● **WHAT YOU SHOULD DO**
Which lines in the records below contain the word "title"? Copy each one out.

● **SUPPLIED RECORDS**
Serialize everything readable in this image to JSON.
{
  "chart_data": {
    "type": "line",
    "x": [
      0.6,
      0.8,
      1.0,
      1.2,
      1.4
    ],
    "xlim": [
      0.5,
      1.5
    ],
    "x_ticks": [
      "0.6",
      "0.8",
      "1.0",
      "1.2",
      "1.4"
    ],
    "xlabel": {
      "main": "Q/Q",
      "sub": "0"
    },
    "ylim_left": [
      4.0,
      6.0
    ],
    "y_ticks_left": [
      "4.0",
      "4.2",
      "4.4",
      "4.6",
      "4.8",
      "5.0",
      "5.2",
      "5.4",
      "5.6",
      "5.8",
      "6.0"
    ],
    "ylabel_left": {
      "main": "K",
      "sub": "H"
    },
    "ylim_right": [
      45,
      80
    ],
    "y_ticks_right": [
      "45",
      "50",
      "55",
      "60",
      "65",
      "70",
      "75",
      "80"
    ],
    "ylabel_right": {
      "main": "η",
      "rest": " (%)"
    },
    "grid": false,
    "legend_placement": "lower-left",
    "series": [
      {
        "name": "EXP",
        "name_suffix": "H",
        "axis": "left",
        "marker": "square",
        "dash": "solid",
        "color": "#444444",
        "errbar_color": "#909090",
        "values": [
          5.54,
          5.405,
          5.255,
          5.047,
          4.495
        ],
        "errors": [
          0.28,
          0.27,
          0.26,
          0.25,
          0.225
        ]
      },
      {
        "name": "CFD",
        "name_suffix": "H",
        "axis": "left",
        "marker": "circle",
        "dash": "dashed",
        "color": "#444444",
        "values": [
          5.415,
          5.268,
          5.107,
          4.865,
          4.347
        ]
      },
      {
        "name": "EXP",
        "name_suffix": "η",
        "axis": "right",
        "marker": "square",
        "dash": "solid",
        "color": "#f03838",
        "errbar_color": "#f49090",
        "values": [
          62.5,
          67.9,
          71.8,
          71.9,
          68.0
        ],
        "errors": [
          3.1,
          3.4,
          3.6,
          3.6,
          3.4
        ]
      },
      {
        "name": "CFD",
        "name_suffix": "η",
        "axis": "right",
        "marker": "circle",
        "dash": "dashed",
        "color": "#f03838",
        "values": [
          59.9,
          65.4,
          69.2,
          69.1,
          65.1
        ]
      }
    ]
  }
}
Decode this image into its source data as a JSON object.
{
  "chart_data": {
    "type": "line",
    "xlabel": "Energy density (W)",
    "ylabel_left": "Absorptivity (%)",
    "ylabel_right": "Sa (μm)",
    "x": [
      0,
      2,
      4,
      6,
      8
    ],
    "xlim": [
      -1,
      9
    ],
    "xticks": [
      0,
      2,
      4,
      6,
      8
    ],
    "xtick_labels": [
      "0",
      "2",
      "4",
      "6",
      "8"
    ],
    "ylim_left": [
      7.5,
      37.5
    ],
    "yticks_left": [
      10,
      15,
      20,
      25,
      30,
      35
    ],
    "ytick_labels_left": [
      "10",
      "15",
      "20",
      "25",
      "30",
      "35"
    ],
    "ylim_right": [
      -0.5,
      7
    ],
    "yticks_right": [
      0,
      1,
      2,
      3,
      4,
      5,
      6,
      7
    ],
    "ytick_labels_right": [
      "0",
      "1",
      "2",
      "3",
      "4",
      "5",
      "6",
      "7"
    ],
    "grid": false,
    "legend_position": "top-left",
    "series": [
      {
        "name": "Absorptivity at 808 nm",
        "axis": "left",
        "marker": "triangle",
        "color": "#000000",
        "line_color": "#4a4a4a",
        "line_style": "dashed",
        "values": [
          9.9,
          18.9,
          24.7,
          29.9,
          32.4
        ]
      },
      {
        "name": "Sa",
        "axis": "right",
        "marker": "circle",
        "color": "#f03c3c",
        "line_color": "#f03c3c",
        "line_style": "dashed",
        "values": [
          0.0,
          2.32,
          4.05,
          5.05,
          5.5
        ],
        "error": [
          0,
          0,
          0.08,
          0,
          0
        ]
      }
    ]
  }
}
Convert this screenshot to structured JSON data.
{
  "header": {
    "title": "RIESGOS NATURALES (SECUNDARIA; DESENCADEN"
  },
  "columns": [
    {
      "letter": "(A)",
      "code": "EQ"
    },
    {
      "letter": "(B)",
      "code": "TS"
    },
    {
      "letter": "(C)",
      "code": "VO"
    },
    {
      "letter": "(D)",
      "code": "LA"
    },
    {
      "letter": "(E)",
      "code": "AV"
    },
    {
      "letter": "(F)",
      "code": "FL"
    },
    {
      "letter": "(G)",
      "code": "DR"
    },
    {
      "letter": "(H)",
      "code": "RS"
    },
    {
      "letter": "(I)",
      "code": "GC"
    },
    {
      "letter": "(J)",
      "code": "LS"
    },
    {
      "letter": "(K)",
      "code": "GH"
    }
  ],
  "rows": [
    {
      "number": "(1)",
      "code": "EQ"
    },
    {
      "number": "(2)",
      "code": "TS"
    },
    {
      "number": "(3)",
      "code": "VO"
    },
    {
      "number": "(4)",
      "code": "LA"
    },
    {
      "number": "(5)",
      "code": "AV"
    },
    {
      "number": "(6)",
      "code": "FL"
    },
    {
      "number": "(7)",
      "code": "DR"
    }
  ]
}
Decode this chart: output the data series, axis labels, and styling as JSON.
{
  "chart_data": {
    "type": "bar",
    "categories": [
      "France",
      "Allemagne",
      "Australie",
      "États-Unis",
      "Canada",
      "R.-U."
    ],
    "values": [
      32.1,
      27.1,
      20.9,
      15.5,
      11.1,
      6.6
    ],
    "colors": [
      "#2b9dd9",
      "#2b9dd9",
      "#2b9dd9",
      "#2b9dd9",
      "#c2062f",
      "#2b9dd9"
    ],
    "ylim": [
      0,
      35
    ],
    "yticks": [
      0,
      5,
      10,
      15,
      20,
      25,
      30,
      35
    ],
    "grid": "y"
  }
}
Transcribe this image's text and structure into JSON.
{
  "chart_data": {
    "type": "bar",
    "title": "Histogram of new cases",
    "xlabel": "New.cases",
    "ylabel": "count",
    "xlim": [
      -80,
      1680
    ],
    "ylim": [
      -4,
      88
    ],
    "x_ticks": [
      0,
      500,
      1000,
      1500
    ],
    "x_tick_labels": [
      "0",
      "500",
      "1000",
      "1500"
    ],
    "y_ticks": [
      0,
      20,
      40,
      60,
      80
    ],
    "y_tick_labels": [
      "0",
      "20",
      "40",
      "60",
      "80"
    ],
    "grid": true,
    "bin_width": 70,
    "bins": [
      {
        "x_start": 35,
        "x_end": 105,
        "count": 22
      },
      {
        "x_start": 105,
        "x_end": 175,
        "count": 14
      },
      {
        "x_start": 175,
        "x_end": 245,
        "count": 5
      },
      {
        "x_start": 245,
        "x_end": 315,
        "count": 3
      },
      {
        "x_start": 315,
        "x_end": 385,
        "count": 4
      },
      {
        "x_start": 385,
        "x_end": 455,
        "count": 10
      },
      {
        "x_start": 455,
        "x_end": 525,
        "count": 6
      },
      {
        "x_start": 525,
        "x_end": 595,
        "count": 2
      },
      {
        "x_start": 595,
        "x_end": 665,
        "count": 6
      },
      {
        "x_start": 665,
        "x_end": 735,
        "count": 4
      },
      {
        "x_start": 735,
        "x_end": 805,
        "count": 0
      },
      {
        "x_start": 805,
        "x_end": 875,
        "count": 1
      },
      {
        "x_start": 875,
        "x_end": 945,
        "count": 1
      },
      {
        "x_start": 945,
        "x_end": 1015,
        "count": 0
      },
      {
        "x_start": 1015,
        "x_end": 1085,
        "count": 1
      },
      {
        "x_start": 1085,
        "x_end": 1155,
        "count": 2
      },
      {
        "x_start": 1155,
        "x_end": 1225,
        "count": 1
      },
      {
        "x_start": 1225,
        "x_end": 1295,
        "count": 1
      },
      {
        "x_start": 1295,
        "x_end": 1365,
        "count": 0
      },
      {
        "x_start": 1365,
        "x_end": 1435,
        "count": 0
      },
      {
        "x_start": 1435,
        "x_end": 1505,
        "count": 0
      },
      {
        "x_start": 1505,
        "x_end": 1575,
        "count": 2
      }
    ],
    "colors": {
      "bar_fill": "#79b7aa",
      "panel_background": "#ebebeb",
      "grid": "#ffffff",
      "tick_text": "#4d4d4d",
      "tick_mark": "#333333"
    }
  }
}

● **TASK ANSWER**
    "title": "RIESGOS NATURALES (SECUNDARIA; DESENCADEN"
    "title": "Histogram of new cases",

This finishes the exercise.